[EXERCISE REQUIREMENTS] Take each line that has the word "muted" and return it.

-*-*-

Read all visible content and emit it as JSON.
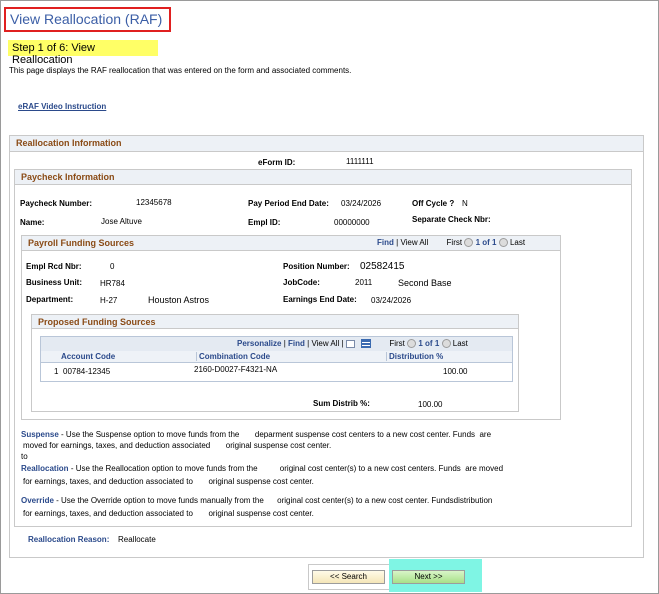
{
  "page": {
    "title": "View Reallocation (RAF)",
    "step": "Step 1 of 6: View Reallocation",
    "description": "This page displays the RAF reallocation that was entered on the form and associated comments.",
    "video_link": "eRAF Video Instruction"
  },
  "reallocation": {
    "header": "Reallocation Information",
    "eform_label": "eForm ID:",
    "eform_value": "1111111"
  },
  "paycheck": {
    "header": "Paycheck Information",
    "paycheck_number_label": "Paycheck Number:",
    "paycheck_number": "12345678",
    "pay_period_end_label": "Pay Period End Date:",
    "pay_period_end": "03/24/2026",
    "off_cycle_label": "Off Cycle ?",
    "off_cycle": "N",
    "name_label": "Name:",
    "name": "Jose Altuve",
    "empl_id_label": "Empl ID:",
    "empl_id": "00000000",
    "separate_check_label": "Separate Check Nbr:"
  },
  "payroll": {
    "header": "Payroll Funding Sources",
    "find": "Find",
    "view_all": "View All",
    "first": "First",
    "paging": "1 of 1",
    "last": "Last",
    "empl_rcd_label": "Empl Rcd Nbr:",
    "empl_rcd": "0",
    "position_label": "Position Number:",
    "position": "02582415",
    "business_unit_label": "Business Unit:",
    "business_unit": "HR784",
    "jobcode_label": "JobCode:",
    "jobcode": "2011",
    "jobcode_desc": "Second Base",
    "department_label": "Department:",
    "department": "H-27",
    "department_desc": "Houston Astros",
    "earnings_end_label": "Earnings End Date:",
    "earnings_end": "03/24/2026"
  },
  "proposed": {
    "header": "Proposed Funding Sources",
    "personalize": "Personalize",
    "find": "Find",
    "view_all": "View All",
    "first": "First",
    "paging": "1 of 1",
    "last": "Last",
    "columns": [
      "Account Code",
      "Combination Code",
      "Distribution %"
    ],
    "rows": [
      {
        "num": "1",
        "account": "00784-12345",
        "combination": "2160-D0027-F4321-NA",
        "distribution": "100.00"
      }
    ],
    "sum_label": "Sum Distrib %:",
    "sum_value": "100.00"
  },
  "options": {
    "suspense_name": "Suspense",
    "suspense_text1": "- Use the Suspense option to move funds from the       deparment suspense cost centers to a new cost center. Funds  are",
    "suspense_text2": "moved for earnings, taxes, and deduction associated       original suspense cost center.",
    "suspense_text3": "to",
    "reallocation_name": "Reallocation",
    "reallocation_text1": "- Use the Reallocation option to move funds from the          original cost center(s) to a new cost centers. Funds  are moved",
    "reallocation_text2": "for earnings, taxes, and deduction associated to       original suspense cost center.",
    "override_name": "Override",
    "override_text1": "- Use the Override option to move funds manually from the      original cost center(s) to a new cost center. Fundsdistribution",
    "override_text2": "for earnings, taxes, and deduction associated to       original suspense cost center."
  },
  "reason": {
    "label": "Reallocation Reason:",
    "value": "Reallocate"
  },
  "buttons": {
    "search": "<< Search",
    "next": "Next >>"
  }
}
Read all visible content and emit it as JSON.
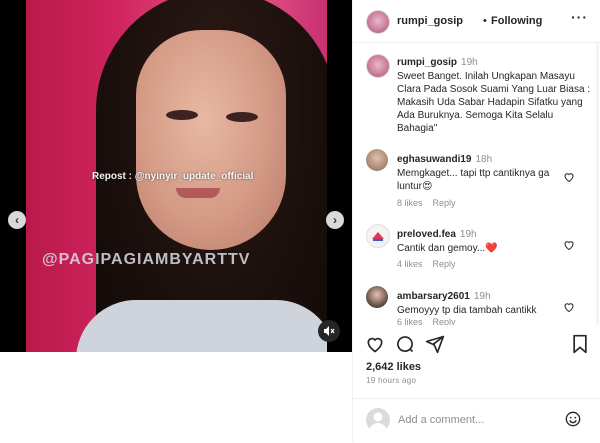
{
  "media": {
    "repost_text": "Repost : @nyinyir_update_official",
    "watermark_text": "@PAGIPAGIAMBYARTTV",
    "prev_icon": "chevron-left-icon",
    "next_icon": "chevron-right-icon",
    "sound_icon": "speaker-muted-icon"
  },
  "header": {
    "username": "rumpi_gosip",
    "separator": "•",
    "follow_status": "Following",
    "more_icon": "more-horizontal-icon"
  },
  "caption": {
    "username": "rumpi_gosip",
    "time": "19h",
    "text": "Sweet Banget. Inilah Ungkapan Masayu Clara Pada Sosok Suami Yang Luar Biasa : Makasih Uda Sabar Hadapin Sifatku yang Ada Buruknya. Semoga Kita Selalu Bahagia\""
  },
  "comments": [
    {
      "username": "eghasuwandi19",
      "time": "18h",
      "text": "Memgkaget... tapi ttp cantiknya ga luntur😍",
      "likes": "8 likes",
      "reply": "Reply"
    },
    {
      "username": "preloved.fea",
      "time": "19h",
      "text": "Cantik dan gemoy...❤️",
      "likes": "4 likes",
      "reply": "Reply"
    },
    {
      "username": "ambarsary2601",
      "time": "19h",
      "text": "Gemoyyy tp dia tambah cantikk",
      "likes": "6 likes",
      "reply": "Reply"
    }
  ],
  "actions": {
    "like_icon": "heart-icon",
    "comment_icon": "comment-icon",
    "share_icon": "share-icon",
    "save_icon": "bookmark-icon"
  },
  "stats": {
    "likes": "2,642 likes",
    "posted": "19 hours ago"
  },
  "add_comment": {
    "placeholder": "Add a comment...",
    "emoji_icon": "smiley-icon"
  },
  "colors": {
    "text": "#262626",
    "muted": "#8e8e8e",
    "border": "#efefef",
    "background_pink": "#d0245e"
  }
}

-*-*-

[WRITTEN ANSWER]
    "sound_icon": "speaker-muted-icon"
    "muted": "#8e8e8e",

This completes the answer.